Figure data in JSON
START

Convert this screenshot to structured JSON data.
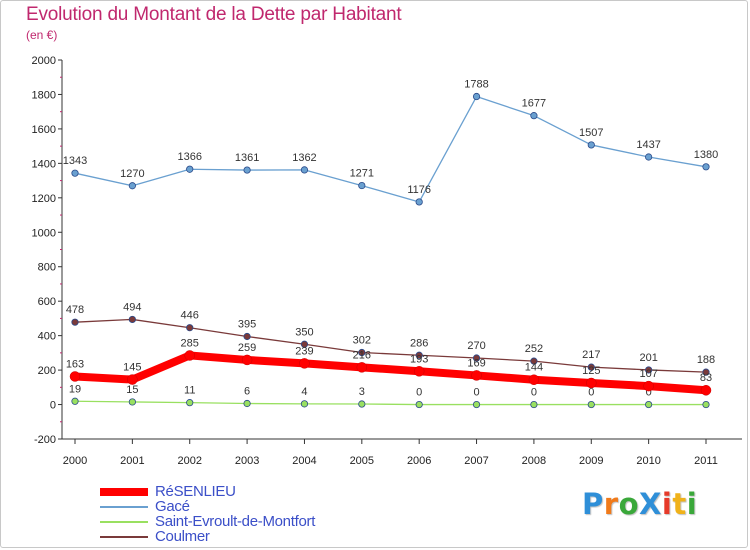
{
  "page": {
    "title": "Evolution du Montant de la Dette par Habitant",
    "subtitle": "(en €)"
  },
  "logo": {
    "text": "ProXiti",
    "letters": [
      "P",
      "r",
      "o",
      "X",
      "i",
      "t",
      "i"
    ]
  },
  "chart_data": {
    "type": "line",
    "categories": [
      "2000",
      "2001",
      "2002",
      "2003",
      "2004",
      "2005",
      "2006",
      "2007",
      "2008",
      "2009",
      "2010",
      "2011"
    ],
    "ylim": [
      -200,
      2000
    ],
    "yticks": [
      "-200",
      "0",
      "200",
      "400",
      "600",
      "800",
      "1000",
      "1200",
      "1400",
      "1600",
      "1800",
      "2000"
    ],
    "grid": false,
    "legend_position": "bottom-left",
    "series": [
      {
        "name": "RéSENLIEU",
        "color": "#ff0000",
        "values": [
          163,
          145,
          285,
          259,
          239,
          216,
          193,
          169,
          144,
          125,
          107,
          83
        ],
        "labels": [
          "163",
          "145",
          "285",
          "259",
          "239",
          "216",
          "193",
          "169",
          "144",
          "125",
          "107",
          "83"
        ]
      },
      {
        "name": "Gacé",
        "color": "#6aa0d0",
        "values": [
          1343,
          1270,
          1366,
          1361,
          1362,
          1271,
          1176,
          1788,
          1677,
          1507,
          1437,
          1380
        ],
        "labels": [
          "1343",
          "1270",
          "1366",
          "1361",
          "1362",
          "1271",
          "1176",
          "1788",
          "1677",
          "1507",
          "1437",
          "1380"
        ]
      },
      {
        "name": "Saint-Evroult-de-Montfort",
        "color": "#99e060",
        "values": [
          19,
          15,
          11,
          6,
          4,
          3,
          0,
          0,
          0,
          0,
          0,
          0
        ],
        "labels": [
          "19",
          "15",
          "11",
          "6",
          "4",
          "3",
          "0",
          "0",
          "0",
          "0",
          "0",
          "0"
        ]
      },
      {
        "name": "Coulmer",
        "color": "#7a3a3a",
        "values": [
          478,
          494,
          446,
          395,
          350,
          302,
          286,
          270,
          252,
          217,
          201,
          188
        ],
        "labels": [
          "478",
          "494",
          "446",
          "395",
          "350",
          "302",
          "286",
          "270",
          "252",
          "217",
          "201",
          "188"
        ]
      }
    ]
  }
}
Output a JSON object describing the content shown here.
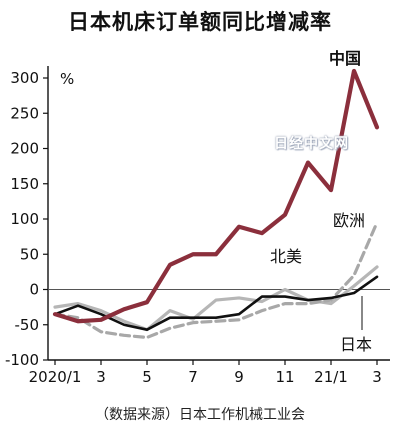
{
  "title": "日本机床订单额同比增减率",
  "source": "（数据来源）日本工作机械工业会",
  "watermark": "日经中文网",
  "colors": {
    "china": "#8b2f3c",
    "europe": "#a8a8a8",
    "usa": "#b6b6b6",
    "japan": "#111111",
    "axis": "#111111",
    "zero_line": "#555555"
  },
  "chart_data": {
    "type": "line",
    "yunit": "%",
    "ylim": [
      -100,
      300
    ],
    "yticks": [
      -100,
      -50,
      0,
      50,
      100,
      150,
      200,
      250,
      300
    ],
    "xticks": [
      {
        "index": 0,
        "label": "2020/1"
      },
      {
        "index": 2,
        "label": "3"
      },
      {
        "index": 4,
        "label": "5"
      },
      {
        "index": 6,
        "label": "7"
      },
      {
        "index": 8,
        "label": "9"
      },
      {
        "index": 10,
        "label": "11"
      },
      {
        "index": 12,
        "label": "21/1"
      },
      {
        "index": 14,
        "label": "3"
      }
    ],
    "x": [
      "2020/1",
      "2020/2",
      "2020/3",
      "2020/4",
      "2020/5",
      "2020/6",
      "2020/7",
      "2020/8",
      "2020/9",
      "2020/10",
      "2020/11",
      "2020/12",
      "2021/1",
      "2021/2",
      "2021/3"
    ],
    "series": [
      {
        "name": "中国",
        "key": "china",
        "values": [
          -35,
          -45,
          -43,
          -28,
          -18,
          35,
          50,
          50,
          89,
          80,
          106,
          180,
          141,
          310,
          230
        ]
      },
      {
        "name": "欧洲",
        "key": "europe",
        "values": [
          -35,
          -40,
          -60,
          -65,
          -68,
          -55,
          -47,
          -45,
          -43,
          -30,
          -20,
          -20,
          -15,
          20,
          95
        ]
      },
      {
        "name": "北美",
        "key": "usa",
        "values": [
          -25,
          -20,
          -30,
          -45,
          -57,
          -30,
          -42,
          -15,
          -12,
          -17,
          0,
          -15,
          -20,
          5,
          32
        ]
      },
      {
        "name": "日本",
        "key": "japan",
        "values": [
          -35,
          -23,
          -35,
          -50,
          -57,
          -40,
          -40,
          -40,
          -35,
          -10,
          -10,
          -15,
          -12,
          -5,
          18
        ]
      }
    ],
    "grid": false,
    "legend": "inline labels"
  }
}
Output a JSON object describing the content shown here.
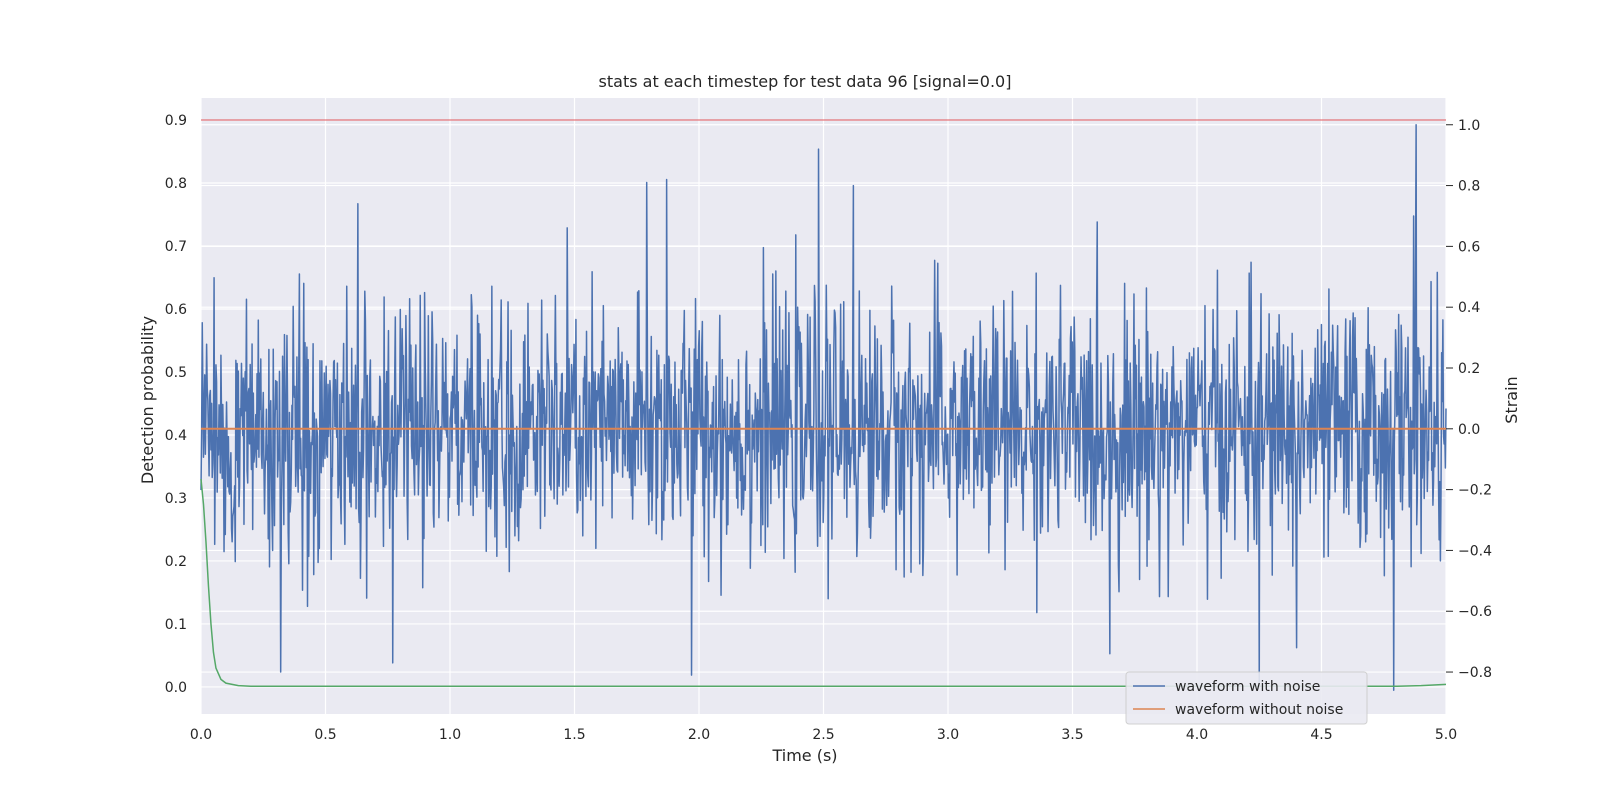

END

Exercise: Copy the data exactly. Any picture it contains is to be omitted.

Full response:
Convert this screenshot to structured JSON data.
{
  "page": {
    "title": "Evolution du Montant de la Dette par Habitant",
    "subtitle": "(en €)"
  },
  "logo": {
    "text": "ProXiti",
    "letters": [
      "P",
      "r",
      "o",
      "X",
      "i",
      "t",
      "i"
    ]
  },
  "chart_data": {
    "type": "line",
    "categories": [
      "2000",
      "2001",
      "2002",
      "2003",
      "2004",
      "2005",
      "2006",
      "2007",
      "2008",
      "2009",
      "2010",
      "2011"
    ],
    "ylim": [
      -200,
      2000
    ],
    "yticks": [
      "-200",
      "0",
      "200",
      "400",
      "600",
      "800",
      "1000",
      "1200",
      "1400",
      "1600",
      "1800",
      "2000"
    ],
    "grid": false,
    "legend_position": "bottom-left",
    "series": [
      {
        "name": "RéSENLIEU",
        "color": "#ff0000",
        "values": [
          163,
          145,
          285,
          259,
          239,
          216,
          193,
          169,
          144,
          125,
          107,
          83
        ],
        "labels": [
          "163",
          "145",
          "285",
          "259",
          "239",
          "216",
          "193",
          "169",
          "144",
          "125",
          "107",
          "83"
        ]
      },
      {
        "name": "Gacé",
        "color": "#6aa0d0",
        "values": [
          1343,
          1270,
          1366,
          1361,
          1362,
          1271,
          1176,
          1788,
          1677,
          1507,
          1437,
          1380
        ],
        "labels": [
          "1343",
          "1270",
          "1366",
          "1361",
          "1362",
          "1271",
          "1176",
          "1788",
          "1677",
          "1507",
          "1437",
          "1380"
        ]
      },
      {
        "name": "Saint-Evroult-de-Montfort",
        "color": "#99e060",
        "values": [
          19,
          15,
          11,
          6,
          4,
          3,
          0,
          0,
          0,
          0,
          0,
          0
        ],
        "labels": [
          "19",
          "15",
          "11",
          "6",
          "4",
          "3",
          "0",
          "0",
          "0",
          "0",
          "0",
          "0"
        ]
      },
      {
        "name": "Coulmer",
        "color": "#7a3a3a",
        "values": [
          478,
          494,
          446,
          395,
          350,
          302,
          286,
          270,
          252,
          217,
          201,
          188
        ],
        "labels": [
          "478",
          "494",
          "446",
          "395",
          "350",
          "302",
          "286",
          "270",
          "252",
          "217",
          "201",
          "188"
        ]
      }
    ]
  }
}
Output a JSON object describing the content shown here.
{
  "title": "日本机床订单额同比增减率",
  "source": "（数据来源）日本工作机械工业会",
  "watermark": "日经中文网",
  "colors": {
    "china": "#8b2f3c",
    "europe": "#a8a8a8",
    "usa": "#b6b6b6",
    "japan": "#111111",
    "axis": "#111111",
    "zero_line": "#555555"
  },
  "chart_data": {
    "type": "line",
    "yunit": "%",
    "ylim": [
      -100,
      300
    ],
    "yticks": [
      -100,
      -50,
      0,
      50,
      100,
      150,
      200,
      250,
      300
    ],
    "xticks": [
      {
        "index": 0,
        "label": "2020/1"
      },
      {
        "index": 2,
        "label": "3"
      },
      {
        "index": 4,
        "label": "5"
      },
      {
        "index": 6,
        "label": "7"
      },
      {
        "index": 8,
        "label": "9"
      },
      {
        "index": 10,
        "label": "11"
      },
      {
        "index": 12,
        "label": "21/1"
      },
      {
        "index": 14,
        "label": "3"
      }
    ],
    "x": [
      "2020/1",
      "2020/2",
      "2020/3",
      "2020/4",
      "2020/5",
      "2020/6",
      "2020/7",
      "2020/8",
      "2020/9",
      "2020/10",
      "2020/11",
      "2020/12",
      "2021/1",
      "2021/2",
      "2021/3"
    ],
    "series": [
      {
        "name": "中国",
        "key": "china",
        "values": [
          -35,
          -45,
          -43,
          -28,
          -18,
          35,
          50,
          50,
          89,
          80,
          106,
          180,
          141,
          310,
          230
        ]
      },
      {
        "name": "欧洲",
        "key": "europe",
        "values": [
          -35,
          -40,
          -60,
          -65,
          -68,
          -55,
          -47,
          -45,
          -43,
          -30,
          -20,
          -20,
          -15,
          20,
          95
        ]
      },
      {
        "name": "北美",
        "key": "usa",
        "values": [
          -25,
          -20,
          -30,
          -45,
          -57,
          -30,
          -42,
          -15,
          -12,
          -17,
          0,
          -15,
          -20,
          5,
          32
        ]
      },
      {
        "name": "日本",
        "key": "japan",
        "values": [
          -35,
          -23,
          -35,
          -50,
          -57,
          -40,
          -40,
          -40,
          -35,
          -10,
          -10,
          -15,
          -12,
          -5,
          18
        ]
      }
    ],
    "grid": false,
    "legend": "inline labels"
  }
}
Output a JSON object describing the content shown here.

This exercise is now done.